──────── Given data ────────
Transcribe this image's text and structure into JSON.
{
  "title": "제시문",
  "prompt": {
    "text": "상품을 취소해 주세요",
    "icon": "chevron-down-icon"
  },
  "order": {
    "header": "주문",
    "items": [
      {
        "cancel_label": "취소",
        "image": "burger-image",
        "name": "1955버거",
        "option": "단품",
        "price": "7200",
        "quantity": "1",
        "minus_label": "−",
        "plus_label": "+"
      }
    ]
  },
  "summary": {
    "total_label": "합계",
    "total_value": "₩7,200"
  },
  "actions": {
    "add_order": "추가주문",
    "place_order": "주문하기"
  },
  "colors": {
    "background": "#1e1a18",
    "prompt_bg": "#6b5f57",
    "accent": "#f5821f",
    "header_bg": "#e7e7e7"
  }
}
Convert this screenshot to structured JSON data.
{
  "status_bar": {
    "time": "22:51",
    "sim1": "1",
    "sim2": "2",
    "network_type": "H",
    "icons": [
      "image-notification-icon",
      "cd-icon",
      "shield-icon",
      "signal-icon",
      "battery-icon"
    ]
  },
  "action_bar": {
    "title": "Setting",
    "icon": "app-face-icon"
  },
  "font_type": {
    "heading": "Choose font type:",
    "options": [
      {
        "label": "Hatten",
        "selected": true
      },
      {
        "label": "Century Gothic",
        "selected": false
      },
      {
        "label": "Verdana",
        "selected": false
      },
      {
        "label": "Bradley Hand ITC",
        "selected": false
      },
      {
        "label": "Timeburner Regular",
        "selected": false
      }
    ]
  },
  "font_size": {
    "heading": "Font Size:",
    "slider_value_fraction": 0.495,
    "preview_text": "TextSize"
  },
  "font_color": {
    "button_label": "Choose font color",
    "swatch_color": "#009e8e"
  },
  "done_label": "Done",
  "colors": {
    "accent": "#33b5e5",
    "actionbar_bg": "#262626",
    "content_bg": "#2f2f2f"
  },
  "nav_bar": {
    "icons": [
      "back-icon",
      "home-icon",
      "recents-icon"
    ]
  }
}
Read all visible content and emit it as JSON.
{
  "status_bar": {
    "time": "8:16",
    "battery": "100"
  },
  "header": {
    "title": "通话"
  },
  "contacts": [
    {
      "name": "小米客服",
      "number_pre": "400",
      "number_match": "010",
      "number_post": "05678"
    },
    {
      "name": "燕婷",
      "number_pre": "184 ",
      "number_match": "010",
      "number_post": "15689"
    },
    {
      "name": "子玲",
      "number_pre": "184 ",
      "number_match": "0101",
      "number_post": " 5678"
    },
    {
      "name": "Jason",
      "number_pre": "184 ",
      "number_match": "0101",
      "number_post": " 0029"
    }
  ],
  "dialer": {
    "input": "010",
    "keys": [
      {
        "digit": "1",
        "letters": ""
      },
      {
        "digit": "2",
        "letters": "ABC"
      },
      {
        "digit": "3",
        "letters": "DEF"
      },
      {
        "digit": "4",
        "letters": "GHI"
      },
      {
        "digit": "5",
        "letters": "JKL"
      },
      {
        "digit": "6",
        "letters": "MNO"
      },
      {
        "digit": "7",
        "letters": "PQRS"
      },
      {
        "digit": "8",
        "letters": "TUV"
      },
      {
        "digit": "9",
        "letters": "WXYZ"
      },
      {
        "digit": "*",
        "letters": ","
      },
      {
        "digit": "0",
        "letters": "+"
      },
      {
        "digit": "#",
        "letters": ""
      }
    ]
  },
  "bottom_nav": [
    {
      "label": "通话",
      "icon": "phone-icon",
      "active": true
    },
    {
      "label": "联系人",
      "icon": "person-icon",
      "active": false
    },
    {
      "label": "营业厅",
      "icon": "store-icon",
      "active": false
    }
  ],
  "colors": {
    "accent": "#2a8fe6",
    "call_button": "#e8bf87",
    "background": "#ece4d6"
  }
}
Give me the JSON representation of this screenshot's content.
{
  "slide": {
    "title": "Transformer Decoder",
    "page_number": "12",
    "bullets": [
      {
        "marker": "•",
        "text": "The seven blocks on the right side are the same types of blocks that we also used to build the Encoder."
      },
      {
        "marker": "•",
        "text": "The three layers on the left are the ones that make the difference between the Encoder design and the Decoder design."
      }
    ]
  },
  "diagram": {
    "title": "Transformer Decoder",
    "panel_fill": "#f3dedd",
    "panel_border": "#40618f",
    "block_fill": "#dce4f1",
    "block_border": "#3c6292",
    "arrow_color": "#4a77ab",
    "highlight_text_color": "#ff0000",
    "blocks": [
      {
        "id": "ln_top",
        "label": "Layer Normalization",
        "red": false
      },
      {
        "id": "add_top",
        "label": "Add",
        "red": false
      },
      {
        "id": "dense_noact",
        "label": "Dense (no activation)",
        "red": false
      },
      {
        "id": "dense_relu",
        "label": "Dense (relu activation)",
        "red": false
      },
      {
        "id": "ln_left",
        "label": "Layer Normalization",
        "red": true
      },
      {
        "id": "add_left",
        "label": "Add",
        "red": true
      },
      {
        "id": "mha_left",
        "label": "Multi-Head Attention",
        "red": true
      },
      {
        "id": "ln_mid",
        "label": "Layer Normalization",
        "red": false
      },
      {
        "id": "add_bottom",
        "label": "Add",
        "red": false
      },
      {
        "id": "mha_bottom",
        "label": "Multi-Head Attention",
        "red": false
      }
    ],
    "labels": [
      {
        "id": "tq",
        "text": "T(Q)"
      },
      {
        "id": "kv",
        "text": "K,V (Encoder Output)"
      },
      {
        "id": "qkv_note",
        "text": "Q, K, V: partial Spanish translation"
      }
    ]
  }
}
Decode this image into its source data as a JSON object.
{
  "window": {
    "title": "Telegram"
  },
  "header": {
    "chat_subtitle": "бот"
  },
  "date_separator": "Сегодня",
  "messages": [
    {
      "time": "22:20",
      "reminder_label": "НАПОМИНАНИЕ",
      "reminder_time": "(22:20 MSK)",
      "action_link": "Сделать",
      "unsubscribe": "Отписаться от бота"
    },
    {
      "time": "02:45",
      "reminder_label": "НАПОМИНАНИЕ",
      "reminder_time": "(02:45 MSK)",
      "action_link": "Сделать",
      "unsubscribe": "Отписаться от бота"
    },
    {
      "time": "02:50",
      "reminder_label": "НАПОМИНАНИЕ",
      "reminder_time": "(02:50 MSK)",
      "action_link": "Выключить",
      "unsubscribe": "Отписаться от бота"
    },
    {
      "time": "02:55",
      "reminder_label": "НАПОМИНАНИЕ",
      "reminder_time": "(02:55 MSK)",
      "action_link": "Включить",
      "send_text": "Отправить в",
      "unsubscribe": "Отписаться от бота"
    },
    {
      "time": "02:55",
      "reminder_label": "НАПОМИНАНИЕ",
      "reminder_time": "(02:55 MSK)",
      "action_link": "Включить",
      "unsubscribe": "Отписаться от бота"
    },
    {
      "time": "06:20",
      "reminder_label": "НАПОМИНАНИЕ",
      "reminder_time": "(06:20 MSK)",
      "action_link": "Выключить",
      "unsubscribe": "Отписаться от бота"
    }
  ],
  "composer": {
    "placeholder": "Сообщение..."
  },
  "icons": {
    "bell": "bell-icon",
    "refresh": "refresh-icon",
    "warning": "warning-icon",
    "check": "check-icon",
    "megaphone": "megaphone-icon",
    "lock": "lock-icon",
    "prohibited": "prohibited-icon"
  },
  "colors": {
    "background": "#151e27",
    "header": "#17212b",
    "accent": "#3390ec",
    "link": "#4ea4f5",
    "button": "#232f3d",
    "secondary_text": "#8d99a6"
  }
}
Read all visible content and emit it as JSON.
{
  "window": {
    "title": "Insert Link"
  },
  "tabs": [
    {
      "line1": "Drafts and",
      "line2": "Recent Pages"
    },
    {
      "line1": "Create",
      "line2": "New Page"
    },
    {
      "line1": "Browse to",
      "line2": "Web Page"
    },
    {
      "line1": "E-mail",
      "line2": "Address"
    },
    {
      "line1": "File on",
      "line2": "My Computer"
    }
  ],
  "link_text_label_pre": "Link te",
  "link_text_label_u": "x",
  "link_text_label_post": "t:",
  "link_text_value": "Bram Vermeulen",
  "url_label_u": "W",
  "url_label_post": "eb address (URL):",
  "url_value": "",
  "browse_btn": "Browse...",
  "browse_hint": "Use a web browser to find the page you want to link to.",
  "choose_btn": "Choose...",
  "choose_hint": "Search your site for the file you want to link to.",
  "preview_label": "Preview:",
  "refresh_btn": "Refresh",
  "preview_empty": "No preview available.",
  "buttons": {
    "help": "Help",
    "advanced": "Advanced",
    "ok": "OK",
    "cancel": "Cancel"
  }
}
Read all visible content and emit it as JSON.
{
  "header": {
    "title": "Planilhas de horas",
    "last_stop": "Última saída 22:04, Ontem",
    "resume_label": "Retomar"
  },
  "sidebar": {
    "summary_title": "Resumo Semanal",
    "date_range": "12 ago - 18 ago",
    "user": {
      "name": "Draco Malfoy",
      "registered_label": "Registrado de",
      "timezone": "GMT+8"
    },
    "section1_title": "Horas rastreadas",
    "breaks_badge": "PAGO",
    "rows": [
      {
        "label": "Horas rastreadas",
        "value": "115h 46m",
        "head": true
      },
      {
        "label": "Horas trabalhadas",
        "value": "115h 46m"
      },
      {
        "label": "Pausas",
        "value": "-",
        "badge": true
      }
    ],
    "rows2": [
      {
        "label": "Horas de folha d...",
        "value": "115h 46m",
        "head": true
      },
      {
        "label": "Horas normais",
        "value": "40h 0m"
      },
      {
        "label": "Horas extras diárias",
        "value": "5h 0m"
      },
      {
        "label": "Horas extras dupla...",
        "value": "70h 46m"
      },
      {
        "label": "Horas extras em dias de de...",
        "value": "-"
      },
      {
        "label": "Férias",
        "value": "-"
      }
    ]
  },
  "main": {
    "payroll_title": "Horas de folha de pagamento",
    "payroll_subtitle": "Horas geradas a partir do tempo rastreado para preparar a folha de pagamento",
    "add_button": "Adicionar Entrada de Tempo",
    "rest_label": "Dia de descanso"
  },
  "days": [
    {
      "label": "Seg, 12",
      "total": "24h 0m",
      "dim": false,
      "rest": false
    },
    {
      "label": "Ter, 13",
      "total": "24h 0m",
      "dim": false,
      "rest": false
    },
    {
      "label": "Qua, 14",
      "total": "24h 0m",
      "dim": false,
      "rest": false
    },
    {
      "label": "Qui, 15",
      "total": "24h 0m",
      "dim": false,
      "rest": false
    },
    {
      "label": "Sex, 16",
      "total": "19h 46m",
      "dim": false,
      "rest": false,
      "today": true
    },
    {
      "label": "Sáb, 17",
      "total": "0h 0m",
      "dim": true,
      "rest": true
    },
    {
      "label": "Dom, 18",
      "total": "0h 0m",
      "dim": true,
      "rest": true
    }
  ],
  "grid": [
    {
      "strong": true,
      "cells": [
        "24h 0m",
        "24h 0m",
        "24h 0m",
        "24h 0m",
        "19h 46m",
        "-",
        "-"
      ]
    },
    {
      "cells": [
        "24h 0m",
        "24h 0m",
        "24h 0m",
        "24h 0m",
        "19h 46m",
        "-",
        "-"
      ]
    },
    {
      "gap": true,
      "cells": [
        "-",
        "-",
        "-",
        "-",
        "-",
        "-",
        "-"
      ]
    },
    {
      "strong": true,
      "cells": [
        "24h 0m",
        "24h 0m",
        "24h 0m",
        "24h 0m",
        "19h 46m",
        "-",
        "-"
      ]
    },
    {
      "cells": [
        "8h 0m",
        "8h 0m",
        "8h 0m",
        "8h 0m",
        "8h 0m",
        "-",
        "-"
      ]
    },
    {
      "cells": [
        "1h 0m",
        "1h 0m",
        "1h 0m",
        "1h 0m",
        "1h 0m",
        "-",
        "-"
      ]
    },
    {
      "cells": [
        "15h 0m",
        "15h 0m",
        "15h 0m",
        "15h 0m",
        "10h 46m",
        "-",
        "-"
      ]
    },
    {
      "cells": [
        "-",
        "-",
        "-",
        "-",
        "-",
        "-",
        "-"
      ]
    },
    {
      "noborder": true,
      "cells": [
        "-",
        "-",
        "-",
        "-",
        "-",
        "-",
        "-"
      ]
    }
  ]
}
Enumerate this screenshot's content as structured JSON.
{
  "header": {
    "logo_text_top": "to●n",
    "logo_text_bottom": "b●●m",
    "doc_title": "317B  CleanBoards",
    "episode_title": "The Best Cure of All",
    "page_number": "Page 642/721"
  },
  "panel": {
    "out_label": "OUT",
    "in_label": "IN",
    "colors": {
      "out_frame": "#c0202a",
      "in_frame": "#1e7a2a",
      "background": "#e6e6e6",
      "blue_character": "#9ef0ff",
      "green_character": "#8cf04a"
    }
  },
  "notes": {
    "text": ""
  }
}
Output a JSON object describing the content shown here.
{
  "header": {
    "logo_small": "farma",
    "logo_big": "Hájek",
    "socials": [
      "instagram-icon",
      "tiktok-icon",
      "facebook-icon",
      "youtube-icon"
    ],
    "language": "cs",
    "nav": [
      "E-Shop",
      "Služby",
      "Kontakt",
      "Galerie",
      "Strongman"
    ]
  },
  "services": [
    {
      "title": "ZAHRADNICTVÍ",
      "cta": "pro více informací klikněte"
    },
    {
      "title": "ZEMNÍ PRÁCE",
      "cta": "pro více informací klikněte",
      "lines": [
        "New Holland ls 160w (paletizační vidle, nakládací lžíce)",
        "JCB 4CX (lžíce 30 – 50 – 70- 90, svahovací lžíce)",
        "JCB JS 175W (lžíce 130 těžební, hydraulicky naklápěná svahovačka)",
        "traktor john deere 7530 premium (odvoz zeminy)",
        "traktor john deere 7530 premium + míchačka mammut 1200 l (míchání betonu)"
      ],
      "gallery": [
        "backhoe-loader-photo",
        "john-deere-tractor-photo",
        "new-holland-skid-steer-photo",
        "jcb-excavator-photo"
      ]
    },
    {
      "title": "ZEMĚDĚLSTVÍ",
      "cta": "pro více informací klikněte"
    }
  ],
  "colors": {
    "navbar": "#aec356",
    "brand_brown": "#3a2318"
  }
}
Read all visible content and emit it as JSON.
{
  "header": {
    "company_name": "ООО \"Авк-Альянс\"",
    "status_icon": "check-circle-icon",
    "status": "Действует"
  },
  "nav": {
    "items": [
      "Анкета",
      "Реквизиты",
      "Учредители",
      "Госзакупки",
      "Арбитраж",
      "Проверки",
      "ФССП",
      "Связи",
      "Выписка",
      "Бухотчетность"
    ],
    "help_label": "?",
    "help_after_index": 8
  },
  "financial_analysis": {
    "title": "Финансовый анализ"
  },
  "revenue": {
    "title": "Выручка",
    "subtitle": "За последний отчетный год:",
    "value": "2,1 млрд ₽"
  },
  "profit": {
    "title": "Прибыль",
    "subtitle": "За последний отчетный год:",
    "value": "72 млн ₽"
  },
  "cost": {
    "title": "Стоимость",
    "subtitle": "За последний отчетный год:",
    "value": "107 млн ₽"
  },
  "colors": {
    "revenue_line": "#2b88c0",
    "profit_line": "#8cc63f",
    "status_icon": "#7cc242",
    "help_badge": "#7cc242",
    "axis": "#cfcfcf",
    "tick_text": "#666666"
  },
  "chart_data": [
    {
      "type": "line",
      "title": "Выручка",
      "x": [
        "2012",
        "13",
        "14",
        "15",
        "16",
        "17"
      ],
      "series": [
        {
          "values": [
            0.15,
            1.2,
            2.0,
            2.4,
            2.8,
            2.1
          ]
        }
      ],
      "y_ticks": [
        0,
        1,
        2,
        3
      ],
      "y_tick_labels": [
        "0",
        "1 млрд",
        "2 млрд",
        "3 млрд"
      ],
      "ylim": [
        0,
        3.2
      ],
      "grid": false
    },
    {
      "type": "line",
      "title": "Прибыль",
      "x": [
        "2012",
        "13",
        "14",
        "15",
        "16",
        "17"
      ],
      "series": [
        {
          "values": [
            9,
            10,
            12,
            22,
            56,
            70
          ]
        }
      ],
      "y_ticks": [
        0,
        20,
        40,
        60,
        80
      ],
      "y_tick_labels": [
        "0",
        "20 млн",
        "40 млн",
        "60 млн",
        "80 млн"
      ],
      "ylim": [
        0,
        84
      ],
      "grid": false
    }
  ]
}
────────
_Requirements_
Using the material above, copy every line in which the string "extras" occurs.

_Response to the exercise_
        "label": "Horas extras diárias",
        "label": "Horas extras dupla...",
        "label": "Horas extras em dias de de...",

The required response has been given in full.